All of the data should be output character for character, except the pictures.
"""
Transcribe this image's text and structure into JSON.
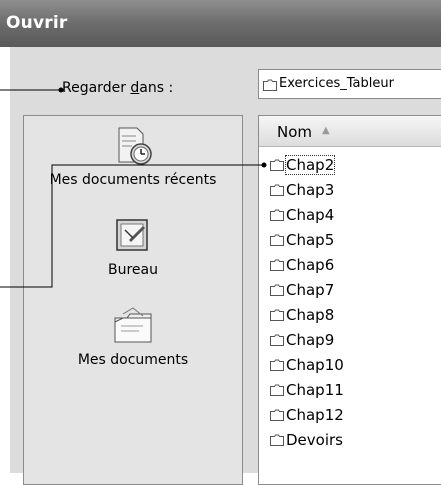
{
  "window": {
    "title": "Ouvrir"
  },
  "lookin": {
    "label_pre": "Regarder ",
    "label_u": "d",
    "label_post": "ans :",
    "value": "Exercices_Tableur"
  },
  "places": [
    {
      "label": "Mes documents récents",
      "icon": "recent-documents-icon"
    },
    {
      "label": "Bureau",
      "icon": "desktop-icon"
    },
    {
      "label": "Mes documents",
      "icon": "my-documents-icon"
    }
  ],
  "filelist": {
    "column_header": "Nom",
    "sort_indicator": "▲",
    "items": [
      "Chap2",
      "Chap3",
      "Chap4",
      "Chap5",
      "Chap6",
      "Chap7",
      "Chap8",
      "Chap9",
      "Chap10",
      "Chap11",
      "Chap12",
      "Devoirs"
    ],
    "selected": "Chap2"
  },
  "colors": {
    "titlebar": "#6c6c6c",
    "dialog_bg": "#dcdcdc",
    "callout_line": "#000000"
  }
}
"""
- _IN RESPONSE_:
Transcribe this image's text and structure into JSON.
{
  "window": {
    "title": "Ouvrir"
  },
  "lookin": {
    "label_pre": "Regarder ",
    "label_u": "d",
    "label_post": "ans :",
    "value": "Exercices_Tableur"
  },
  "places": [
    {
      "label": "Mes documents récents",
      "icon": "recent-documents-icon"
    },
    {
      "label": "Bureau",
      "icon": "desktop-icon"
    },
    {
      "label": "Mes documents",
      "icon": "my-documents-icon"
    }
  ],
  "filelist": {
    "column_header": "Nom",
    "sort_indicator": "▲",
    "items": [
      "Chap2",
      "Chap3",
      "Chap4",
      "Chap5",
      "Chap6",
      "Chap7",
      "Chap8",
      "Chap9",
      "Chap10",
      "Chap11",
      "Chap12",
      "Devoirs"
    ],
    "selected": "Chap2"
  },
  "colors": {
    "titlebar": "#6c6c6c",
    "dialog_bg": "#dcdcdc",
    "callout_line": "#000000"
  }
}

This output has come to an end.